### Task directions
Pull every line containing the word "title" out of the material below.
================================
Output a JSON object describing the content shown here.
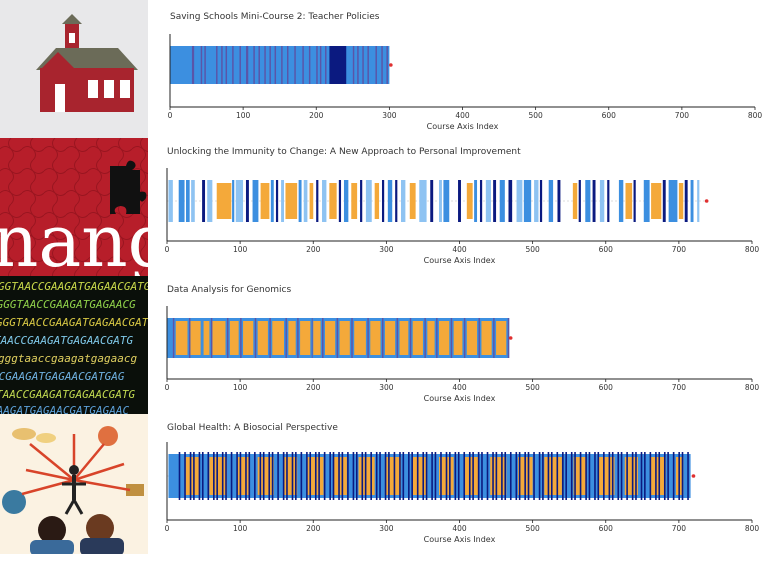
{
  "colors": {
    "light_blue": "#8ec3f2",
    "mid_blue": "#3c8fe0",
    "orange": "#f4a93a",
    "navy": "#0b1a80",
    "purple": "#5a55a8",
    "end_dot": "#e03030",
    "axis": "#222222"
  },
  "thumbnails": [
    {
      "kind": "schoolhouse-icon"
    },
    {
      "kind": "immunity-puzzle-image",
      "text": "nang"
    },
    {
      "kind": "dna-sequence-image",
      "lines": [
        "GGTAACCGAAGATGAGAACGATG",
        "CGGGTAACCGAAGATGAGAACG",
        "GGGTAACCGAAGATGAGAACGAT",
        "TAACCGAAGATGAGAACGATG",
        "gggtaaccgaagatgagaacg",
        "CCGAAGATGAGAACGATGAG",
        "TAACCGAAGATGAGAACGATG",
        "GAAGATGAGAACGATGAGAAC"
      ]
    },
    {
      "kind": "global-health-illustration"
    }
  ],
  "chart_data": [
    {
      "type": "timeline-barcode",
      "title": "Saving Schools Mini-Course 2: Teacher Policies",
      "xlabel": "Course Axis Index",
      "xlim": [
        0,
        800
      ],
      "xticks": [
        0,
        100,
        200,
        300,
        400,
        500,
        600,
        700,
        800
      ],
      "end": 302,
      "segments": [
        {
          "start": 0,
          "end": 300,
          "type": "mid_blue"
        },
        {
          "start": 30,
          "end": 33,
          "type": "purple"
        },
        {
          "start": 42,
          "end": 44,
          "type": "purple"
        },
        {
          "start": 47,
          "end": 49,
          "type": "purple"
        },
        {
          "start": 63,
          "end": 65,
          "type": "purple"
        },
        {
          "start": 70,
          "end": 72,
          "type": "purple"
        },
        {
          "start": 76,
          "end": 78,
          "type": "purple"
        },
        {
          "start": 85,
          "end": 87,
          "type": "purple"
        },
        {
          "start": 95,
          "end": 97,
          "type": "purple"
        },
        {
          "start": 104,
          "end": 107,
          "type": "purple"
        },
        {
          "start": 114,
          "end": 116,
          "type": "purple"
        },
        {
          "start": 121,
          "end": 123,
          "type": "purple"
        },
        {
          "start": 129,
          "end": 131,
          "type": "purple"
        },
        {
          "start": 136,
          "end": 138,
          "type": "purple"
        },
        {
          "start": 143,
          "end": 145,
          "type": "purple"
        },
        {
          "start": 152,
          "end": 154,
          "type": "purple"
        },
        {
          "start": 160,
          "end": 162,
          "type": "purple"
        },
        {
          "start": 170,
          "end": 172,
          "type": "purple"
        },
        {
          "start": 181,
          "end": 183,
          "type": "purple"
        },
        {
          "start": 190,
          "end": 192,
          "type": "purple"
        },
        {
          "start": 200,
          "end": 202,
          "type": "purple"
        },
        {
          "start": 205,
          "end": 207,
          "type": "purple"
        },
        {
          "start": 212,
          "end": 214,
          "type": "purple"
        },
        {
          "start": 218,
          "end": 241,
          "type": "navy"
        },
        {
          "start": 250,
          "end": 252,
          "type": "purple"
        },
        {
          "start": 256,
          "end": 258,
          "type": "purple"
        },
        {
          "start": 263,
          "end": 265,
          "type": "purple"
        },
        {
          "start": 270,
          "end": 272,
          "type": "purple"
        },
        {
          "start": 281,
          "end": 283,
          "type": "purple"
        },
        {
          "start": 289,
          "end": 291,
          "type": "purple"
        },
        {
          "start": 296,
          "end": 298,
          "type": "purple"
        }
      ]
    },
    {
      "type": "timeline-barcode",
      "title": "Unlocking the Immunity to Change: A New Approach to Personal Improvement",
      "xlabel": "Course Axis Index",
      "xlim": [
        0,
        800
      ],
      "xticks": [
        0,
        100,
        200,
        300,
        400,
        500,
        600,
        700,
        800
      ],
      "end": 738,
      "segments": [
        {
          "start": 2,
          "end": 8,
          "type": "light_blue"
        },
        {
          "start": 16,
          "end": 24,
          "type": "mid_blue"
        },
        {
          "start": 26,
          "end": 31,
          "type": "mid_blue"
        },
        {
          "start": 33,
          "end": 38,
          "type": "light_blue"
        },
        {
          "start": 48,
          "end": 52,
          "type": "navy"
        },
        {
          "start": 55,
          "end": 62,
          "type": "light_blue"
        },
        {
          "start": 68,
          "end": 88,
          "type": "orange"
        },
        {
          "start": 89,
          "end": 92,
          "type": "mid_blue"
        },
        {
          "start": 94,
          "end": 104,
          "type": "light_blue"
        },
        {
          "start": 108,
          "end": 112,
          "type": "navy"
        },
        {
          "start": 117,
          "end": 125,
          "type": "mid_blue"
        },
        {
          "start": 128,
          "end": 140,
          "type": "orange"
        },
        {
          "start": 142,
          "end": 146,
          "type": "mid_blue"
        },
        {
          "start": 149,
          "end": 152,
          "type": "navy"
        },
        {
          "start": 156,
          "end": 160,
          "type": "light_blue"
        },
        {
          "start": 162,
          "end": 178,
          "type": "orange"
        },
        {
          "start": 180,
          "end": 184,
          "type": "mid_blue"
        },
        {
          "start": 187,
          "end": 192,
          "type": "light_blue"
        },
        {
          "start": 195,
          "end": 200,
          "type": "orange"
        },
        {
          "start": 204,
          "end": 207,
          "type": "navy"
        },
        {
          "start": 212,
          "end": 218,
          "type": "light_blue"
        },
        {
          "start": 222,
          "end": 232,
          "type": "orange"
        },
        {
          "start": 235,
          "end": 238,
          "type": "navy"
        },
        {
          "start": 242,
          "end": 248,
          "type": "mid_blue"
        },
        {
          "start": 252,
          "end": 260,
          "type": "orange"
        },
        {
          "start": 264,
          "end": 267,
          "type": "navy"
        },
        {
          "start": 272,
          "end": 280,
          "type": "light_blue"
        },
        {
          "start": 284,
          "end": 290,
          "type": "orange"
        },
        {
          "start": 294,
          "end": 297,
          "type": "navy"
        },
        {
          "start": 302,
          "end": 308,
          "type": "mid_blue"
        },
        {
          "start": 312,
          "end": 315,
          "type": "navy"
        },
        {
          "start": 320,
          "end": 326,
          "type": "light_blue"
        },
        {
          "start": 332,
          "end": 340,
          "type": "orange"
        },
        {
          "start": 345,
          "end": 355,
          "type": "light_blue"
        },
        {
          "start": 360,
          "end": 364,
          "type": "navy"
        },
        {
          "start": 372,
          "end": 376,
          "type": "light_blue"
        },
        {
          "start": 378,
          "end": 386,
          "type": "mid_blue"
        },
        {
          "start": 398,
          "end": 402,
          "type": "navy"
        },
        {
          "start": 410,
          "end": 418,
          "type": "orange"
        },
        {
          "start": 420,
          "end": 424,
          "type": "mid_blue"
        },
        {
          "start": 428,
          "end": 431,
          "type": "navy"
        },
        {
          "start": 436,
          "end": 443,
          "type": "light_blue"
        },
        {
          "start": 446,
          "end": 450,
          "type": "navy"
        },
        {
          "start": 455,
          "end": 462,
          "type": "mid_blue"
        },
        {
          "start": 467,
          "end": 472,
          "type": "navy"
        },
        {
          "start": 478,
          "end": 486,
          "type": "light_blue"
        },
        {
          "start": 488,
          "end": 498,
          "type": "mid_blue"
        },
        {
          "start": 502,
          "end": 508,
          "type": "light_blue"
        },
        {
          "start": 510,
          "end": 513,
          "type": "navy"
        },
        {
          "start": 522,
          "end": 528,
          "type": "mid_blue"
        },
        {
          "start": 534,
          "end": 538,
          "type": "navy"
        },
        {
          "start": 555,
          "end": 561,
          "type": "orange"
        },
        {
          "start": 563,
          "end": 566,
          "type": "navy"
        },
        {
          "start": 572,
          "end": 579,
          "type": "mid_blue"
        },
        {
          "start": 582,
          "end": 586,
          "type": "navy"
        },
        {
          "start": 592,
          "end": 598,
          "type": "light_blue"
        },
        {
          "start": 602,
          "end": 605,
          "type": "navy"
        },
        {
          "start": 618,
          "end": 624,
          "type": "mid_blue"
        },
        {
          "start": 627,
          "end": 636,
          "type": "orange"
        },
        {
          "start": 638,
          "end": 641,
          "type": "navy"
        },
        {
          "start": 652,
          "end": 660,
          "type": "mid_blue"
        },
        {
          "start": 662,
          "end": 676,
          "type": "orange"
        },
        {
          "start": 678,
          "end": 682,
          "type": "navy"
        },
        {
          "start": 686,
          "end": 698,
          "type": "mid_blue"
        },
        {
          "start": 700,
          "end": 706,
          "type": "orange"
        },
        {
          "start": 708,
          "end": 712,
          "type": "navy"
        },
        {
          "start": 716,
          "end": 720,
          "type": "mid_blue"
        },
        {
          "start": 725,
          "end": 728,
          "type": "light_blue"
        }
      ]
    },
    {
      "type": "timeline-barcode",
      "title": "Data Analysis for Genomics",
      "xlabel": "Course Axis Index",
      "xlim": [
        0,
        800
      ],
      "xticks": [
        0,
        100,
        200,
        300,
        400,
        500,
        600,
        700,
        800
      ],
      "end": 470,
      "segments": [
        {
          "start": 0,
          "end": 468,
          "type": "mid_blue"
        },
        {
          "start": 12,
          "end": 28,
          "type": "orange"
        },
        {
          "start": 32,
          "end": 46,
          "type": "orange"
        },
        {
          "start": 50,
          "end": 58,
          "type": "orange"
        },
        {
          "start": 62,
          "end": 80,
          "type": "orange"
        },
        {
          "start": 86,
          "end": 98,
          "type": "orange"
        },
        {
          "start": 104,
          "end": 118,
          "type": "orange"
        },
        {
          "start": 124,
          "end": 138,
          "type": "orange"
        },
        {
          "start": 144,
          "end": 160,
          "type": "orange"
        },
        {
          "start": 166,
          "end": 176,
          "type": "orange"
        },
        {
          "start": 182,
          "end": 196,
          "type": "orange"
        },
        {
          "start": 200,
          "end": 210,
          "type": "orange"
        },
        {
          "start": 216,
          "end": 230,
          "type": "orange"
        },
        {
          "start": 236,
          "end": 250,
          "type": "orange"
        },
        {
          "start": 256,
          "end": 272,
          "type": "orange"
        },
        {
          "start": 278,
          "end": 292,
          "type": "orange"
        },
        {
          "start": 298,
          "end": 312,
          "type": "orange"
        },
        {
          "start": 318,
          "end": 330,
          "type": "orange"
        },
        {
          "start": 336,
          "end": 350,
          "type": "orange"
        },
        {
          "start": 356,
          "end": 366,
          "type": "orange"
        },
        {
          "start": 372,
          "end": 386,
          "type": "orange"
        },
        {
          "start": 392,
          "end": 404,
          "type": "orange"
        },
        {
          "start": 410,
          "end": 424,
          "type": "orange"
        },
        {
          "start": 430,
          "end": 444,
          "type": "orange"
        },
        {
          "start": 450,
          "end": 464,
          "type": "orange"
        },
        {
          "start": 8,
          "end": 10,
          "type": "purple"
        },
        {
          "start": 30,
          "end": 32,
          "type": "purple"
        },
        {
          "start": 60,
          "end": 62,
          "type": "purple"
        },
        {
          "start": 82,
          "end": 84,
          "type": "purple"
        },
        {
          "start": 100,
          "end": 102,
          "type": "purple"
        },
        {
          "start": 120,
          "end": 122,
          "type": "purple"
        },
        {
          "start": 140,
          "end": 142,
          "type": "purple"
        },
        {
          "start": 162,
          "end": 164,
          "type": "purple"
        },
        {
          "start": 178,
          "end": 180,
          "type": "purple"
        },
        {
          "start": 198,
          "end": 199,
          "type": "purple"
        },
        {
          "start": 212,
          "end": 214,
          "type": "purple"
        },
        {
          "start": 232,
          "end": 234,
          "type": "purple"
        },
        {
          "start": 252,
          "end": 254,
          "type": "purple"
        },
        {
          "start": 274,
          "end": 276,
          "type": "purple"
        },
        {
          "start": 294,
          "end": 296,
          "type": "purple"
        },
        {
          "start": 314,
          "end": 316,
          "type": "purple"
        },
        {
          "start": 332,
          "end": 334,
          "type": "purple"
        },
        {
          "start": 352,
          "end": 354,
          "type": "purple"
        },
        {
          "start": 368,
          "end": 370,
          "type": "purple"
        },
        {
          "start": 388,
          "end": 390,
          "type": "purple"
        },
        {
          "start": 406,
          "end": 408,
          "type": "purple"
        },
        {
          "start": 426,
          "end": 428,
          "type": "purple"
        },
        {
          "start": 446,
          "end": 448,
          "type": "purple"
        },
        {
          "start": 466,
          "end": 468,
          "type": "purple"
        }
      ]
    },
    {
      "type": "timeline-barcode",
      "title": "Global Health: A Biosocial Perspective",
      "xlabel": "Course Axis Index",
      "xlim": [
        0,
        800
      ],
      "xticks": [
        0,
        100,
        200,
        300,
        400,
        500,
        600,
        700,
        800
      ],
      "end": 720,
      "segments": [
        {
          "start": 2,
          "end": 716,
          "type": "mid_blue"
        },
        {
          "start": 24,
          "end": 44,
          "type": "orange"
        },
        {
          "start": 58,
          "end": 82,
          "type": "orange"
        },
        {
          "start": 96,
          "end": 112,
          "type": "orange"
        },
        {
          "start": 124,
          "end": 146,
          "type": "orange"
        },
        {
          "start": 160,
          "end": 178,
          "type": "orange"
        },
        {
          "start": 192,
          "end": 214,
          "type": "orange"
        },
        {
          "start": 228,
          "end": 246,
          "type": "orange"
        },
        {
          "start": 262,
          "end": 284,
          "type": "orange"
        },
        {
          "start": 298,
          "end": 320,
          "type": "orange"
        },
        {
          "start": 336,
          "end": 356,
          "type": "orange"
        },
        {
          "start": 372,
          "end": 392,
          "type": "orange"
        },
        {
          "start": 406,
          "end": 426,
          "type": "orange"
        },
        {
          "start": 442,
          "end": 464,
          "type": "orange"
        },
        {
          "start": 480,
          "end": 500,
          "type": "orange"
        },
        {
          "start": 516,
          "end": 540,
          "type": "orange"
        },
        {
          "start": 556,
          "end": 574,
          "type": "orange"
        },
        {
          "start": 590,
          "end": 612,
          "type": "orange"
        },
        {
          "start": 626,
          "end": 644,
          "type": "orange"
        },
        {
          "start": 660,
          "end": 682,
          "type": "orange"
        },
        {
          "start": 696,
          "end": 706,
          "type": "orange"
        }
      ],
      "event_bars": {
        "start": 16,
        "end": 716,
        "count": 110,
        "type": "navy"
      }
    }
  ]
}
================================
### Task result
      "title": "Saving Schools Mini-Course 2: Teacher Policies",
      "title": "Unlocking the Immunity to Change: A New Approach to Personal Improvement",
      "title": "Data Analysis for Genomics",
      "title": "Global Health: A Biosocial Perspective",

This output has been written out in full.